- Material for this exercise
┄┄┄┄┄┄┄┄┄┄┄┄┄┄┄┄┄┄┄┄

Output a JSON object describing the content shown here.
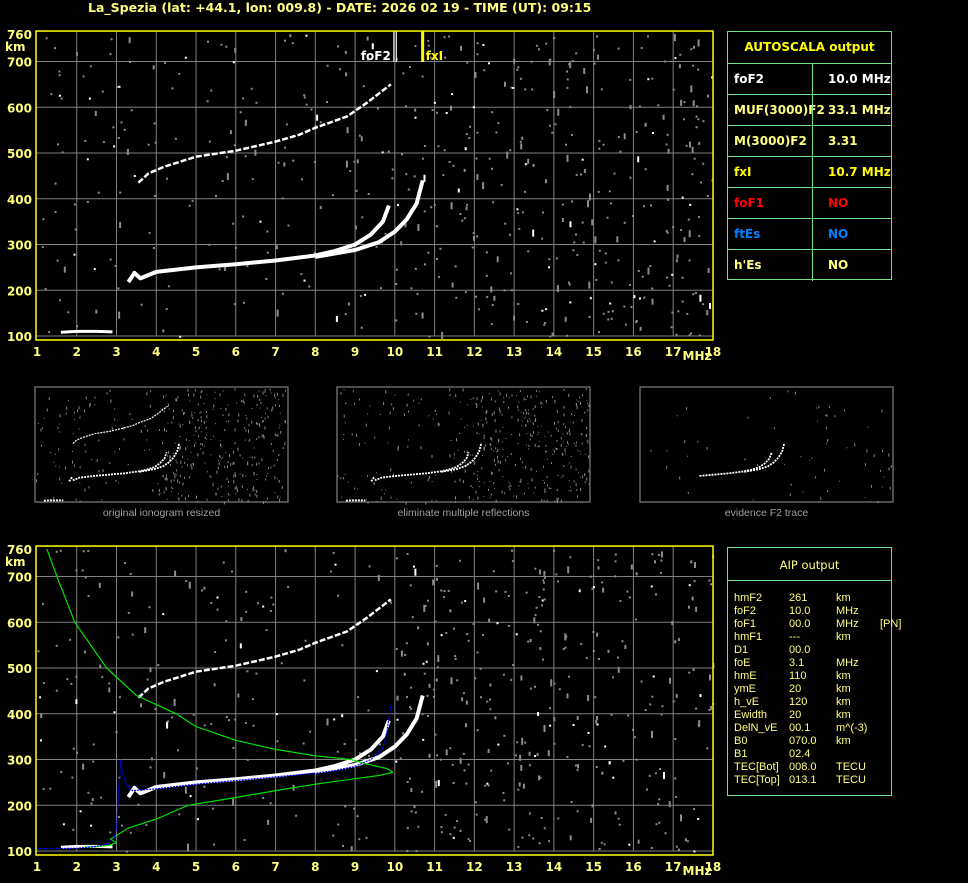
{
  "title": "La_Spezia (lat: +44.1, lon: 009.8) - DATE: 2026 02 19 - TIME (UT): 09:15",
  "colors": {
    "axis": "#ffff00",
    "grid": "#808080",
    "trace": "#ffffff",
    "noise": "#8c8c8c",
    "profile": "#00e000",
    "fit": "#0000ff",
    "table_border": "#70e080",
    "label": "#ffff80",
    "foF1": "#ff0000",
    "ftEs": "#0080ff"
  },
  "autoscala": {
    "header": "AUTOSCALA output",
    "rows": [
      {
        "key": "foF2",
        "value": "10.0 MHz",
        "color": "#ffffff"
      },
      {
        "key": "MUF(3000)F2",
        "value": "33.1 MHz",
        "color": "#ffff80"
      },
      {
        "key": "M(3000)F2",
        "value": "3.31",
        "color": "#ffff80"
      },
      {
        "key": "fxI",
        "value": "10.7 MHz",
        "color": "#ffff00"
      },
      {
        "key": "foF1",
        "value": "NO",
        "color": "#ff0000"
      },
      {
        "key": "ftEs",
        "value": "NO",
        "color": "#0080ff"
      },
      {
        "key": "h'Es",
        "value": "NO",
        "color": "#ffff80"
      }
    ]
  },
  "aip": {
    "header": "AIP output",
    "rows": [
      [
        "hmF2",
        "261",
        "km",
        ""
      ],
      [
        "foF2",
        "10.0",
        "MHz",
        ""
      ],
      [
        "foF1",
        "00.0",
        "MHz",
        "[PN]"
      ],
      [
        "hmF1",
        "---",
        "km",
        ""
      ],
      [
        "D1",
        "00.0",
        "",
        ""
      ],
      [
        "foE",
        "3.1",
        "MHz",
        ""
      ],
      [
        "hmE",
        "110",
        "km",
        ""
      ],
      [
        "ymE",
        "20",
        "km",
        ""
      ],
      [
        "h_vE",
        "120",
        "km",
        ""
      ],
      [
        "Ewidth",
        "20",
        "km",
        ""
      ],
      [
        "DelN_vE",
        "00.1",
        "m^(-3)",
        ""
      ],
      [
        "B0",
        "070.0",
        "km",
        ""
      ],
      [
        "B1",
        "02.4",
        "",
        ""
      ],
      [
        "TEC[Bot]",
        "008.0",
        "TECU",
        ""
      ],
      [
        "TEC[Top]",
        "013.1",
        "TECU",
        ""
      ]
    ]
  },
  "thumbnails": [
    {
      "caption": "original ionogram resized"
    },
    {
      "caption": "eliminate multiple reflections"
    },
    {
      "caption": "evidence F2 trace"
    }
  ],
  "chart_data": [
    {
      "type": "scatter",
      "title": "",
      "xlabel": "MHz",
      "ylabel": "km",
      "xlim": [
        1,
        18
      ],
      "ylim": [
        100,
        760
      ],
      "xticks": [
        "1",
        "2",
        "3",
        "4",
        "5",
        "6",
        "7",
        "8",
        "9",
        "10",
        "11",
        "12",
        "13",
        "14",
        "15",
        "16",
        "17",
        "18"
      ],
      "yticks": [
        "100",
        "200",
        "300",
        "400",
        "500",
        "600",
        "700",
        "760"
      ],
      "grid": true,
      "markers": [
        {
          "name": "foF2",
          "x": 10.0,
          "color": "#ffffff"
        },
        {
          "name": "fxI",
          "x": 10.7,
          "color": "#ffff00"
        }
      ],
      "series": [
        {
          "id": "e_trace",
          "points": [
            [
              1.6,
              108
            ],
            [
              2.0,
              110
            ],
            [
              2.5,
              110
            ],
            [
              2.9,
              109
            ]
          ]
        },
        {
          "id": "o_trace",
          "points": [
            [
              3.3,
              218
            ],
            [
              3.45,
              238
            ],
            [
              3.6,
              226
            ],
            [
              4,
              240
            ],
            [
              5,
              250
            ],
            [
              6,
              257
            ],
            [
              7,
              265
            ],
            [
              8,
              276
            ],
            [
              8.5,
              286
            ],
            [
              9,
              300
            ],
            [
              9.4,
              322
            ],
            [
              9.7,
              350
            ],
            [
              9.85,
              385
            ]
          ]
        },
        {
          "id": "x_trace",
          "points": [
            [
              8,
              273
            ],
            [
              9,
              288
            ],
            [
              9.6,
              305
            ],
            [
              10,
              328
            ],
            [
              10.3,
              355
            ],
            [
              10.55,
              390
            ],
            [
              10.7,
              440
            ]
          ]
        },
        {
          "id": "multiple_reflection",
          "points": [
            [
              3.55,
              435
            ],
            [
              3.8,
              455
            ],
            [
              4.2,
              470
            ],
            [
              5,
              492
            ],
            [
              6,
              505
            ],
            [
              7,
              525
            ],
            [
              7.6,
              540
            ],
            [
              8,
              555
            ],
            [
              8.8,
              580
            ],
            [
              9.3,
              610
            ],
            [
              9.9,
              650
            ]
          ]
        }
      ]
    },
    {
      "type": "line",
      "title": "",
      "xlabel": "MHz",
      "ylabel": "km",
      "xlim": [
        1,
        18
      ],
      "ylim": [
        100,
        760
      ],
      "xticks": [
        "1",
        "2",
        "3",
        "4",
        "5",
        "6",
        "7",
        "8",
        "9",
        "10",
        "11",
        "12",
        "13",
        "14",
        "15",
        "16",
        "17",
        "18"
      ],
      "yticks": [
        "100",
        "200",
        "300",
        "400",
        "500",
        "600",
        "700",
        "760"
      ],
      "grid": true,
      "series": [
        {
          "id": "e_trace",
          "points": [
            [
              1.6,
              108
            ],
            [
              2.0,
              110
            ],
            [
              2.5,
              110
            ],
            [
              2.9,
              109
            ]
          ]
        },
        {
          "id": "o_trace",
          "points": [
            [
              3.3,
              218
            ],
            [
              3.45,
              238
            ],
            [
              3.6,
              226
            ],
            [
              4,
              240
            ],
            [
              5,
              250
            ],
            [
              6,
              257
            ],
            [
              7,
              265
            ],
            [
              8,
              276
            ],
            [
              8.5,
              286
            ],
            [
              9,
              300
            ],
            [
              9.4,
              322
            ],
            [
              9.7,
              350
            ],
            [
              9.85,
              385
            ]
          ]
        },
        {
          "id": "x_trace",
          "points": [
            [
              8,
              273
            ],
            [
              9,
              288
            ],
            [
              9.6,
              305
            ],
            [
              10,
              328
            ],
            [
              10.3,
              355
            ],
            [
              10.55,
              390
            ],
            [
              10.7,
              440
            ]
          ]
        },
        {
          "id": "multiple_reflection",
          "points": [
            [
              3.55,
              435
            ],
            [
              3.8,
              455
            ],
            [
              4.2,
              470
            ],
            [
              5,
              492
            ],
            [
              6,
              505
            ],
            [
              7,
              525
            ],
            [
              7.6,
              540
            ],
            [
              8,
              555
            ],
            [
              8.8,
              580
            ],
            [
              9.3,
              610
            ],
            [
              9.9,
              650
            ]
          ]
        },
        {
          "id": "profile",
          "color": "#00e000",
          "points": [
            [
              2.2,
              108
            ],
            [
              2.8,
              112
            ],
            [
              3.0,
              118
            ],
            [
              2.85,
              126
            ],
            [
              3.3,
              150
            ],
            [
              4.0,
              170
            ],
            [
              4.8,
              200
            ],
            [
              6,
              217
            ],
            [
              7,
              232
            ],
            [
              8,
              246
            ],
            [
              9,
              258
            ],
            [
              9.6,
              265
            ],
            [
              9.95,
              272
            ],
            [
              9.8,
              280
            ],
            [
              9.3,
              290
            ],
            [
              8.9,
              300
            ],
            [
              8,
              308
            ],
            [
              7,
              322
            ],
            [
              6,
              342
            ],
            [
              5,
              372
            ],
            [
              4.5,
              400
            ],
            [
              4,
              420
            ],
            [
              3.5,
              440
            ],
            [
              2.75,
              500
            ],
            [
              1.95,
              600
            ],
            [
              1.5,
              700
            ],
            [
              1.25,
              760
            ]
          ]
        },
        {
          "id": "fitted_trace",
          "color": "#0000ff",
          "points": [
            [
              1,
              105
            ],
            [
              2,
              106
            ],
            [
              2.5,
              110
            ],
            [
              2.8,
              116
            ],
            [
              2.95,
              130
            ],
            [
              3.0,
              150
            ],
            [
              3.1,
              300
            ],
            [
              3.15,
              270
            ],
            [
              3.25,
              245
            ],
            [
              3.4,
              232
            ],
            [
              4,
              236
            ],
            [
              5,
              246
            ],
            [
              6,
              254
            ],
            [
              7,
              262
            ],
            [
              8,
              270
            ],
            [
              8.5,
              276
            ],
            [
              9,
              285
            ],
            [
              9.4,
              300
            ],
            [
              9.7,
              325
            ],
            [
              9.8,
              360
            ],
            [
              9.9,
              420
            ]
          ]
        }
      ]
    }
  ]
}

┄┄┄┄┄┄┄┄┄┄┄┄┄┄┄┄┄┄┄┄

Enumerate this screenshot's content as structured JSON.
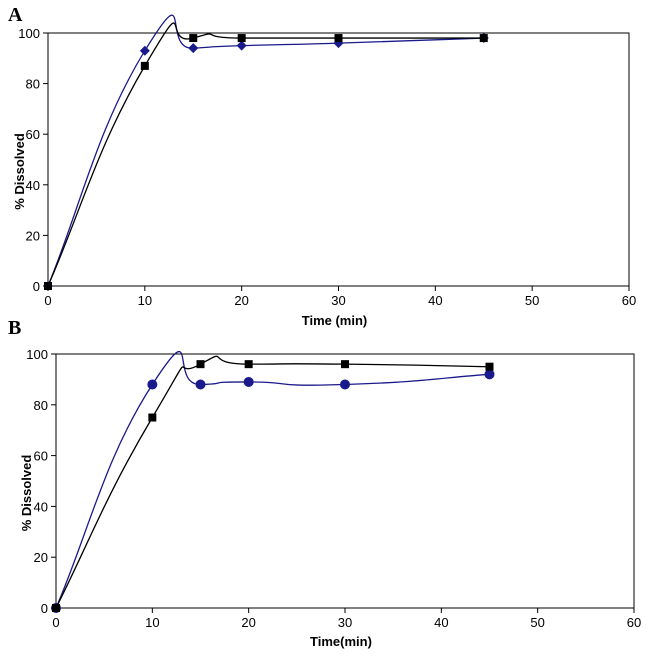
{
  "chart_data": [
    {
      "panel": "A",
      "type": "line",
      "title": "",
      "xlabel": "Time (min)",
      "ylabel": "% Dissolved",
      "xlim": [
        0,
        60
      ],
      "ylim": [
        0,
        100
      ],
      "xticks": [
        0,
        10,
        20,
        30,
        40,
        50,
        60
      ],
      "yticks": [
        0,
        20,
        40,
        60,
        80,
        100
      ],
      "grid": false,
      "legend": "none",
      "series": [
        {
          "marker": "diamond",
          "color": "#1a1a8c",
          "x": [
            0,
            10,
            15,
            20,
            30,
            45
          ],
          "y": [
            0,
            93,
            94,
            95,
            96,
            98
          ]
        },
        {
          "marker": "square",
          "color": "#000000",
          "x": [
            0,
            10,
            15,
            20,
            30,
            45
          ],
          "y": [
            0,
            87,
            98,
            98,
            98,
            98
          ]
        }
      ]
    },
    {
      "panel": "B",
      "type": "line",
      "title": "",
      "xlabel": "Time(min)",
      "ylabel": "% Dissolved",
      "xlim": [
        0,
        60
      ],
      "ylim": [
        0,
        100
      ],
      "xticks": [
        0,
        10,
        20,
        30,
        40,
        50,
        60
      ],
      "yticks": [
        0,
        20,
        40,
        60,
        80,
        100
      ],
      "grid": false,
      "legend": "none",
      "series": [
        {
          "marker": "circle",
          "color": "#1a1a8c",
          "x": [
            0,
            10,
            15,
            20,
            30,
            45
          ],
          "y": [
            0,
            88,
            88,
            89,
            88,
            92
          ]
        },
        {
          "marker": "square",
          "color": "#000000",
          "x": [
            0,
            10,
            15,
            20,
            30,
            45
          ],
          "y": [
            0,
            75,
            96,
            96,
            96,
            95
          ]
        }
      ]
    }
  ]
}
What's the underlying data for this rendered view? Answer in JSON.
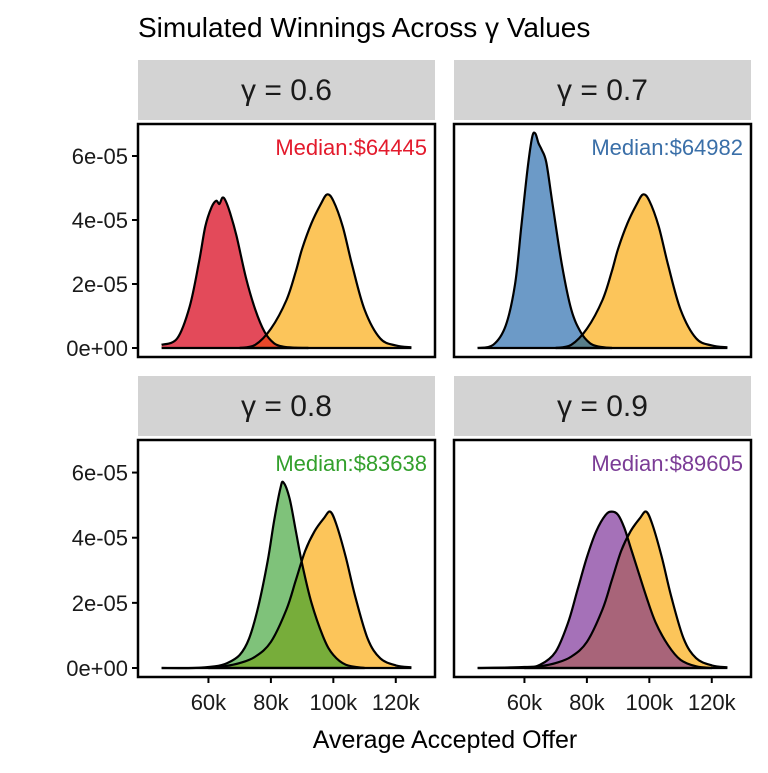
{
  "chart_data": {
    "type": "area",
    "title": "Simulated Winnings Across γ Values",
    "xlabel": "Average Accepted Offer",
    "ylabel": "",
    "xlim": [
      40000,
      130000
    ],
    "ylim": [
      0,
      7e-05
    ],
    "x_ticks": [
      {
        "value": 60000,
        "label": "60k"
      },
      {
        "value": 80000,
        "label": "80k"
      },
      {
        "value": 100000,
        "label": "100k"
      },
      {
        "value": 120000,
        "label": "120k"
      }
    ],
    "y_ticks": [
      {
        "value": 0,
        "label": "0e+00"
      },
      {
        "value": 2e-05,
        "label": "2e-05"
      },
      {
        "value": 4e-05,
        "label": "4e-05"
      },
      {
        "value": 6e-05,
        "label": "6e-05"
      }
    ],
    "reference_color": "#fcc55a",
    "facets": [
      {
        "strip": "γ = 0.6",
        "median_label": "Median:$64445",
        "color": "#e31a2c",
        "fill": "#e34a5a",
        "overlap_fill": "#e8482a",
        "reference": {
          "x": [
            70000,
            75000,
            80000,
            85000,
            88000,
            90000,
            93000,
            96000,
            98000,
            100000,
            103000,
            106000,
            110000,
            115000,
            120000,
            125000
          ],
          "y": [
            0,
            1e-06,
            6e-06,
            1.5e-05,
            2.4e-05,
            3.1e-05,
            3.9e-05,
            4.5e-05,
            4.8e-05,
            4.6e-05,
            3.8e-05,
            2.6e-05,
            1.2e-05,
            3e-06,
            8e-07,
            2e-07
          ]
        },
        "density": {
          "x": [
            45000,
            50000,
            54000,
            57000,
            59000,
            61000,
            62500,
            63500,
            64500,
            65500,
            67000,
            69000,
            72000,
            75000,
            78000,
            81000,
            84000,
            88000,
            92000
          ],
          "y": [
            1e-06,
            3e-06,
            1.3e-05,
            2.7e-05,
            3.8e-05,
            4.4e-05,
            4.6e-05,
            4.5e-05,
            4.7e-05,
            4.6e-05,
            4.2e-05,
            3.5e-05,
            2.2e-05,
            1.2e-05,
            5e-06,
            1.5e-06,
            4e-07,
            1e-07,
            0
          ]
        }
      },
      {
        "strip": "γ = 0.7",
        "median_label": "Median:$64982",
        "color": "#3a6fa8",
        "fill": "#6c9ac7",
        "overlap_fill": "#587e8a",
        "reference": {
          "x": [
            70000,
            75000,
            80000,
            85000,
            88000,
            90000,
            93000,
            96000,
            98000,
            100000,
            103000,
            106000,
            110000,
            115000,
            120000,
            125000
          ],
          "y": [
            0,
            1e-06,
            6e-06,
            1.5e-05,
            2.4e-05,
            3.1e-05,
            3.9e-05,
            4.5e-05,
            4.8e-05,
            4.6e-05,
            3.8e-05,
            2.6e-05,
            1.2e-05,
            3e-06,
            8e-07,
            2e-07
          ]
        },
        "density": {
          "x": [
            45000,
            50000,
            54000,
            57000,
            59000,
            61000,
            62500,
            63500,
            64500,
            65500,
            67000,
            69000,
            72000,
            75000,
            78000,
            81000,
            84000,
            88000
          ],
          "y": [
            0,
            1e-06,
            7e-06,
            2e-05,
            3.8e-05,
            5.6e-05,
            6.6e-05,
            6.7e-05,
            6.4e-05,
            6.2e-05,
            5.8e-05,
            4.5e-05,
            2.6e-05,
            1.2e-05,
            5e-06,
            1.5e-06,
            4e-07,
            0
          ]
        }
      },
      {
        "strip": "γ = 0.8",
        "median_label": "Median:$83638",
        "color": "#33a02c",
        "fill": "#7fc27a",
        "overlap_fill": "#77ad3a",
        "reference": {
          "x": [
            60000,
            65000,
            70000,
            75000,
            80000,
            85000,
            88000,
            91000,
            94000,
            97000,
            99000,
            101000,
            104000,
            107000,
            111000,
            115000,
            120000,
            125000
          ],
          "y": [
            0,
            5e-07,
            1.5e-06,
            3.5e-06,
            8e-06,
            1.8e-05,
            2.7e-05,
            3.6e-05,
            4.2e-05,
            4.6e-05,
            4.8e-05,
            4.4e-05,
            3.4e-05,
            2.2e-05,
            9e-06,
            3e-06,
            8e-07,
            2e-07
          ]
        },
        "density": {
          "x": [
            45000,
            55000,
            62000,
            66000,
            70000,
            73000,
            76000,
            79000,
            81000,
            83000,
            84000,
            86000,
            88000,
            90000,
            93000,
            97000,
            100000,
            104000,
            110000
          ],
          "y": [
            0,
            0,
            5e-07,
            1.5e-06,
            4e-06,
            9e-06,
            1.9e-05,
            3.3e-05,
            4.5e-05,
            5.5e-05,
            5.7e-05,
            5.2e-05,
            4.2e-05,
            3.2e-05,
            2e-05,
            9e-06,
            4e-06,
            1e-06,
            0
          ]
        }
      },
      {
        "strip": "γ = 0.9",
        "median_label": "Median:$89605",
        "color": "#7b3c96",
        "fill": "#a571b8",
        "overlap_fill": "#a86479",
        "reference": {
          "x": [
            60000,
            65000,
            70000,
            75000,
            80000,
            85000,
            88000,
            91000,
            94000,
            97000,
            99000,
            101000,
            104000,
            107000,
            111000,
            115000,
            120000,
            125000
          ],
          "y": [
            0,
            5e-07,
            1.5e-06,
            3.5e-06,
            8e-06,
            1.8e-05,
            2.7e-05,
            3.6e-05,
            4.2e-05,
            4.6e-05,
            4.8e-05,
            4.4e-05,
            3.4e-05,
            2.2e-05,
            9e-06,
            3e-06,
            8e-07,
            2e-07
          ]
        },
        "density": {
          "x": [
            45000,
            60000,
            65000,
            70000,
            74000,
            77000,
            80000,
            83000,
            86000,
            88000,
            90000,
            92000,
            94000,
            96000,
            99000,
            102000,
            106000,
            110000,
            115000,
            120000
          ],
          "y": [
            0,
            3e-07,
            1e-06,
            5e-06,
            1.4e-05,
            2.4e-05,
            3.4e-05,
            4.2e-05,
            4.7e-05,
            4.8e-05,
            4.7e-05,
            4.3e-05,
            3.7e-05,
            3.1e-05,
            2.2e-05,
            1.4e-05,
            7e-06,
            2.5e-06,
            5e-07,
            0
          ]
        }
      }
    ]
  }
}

┄┄┄┄┄┄┄┄┄┄┄┄┄┄┄┄┄┄┄┄

Looking at the records above, work out how many lines include the string "strip". Give the number and nothing else.

4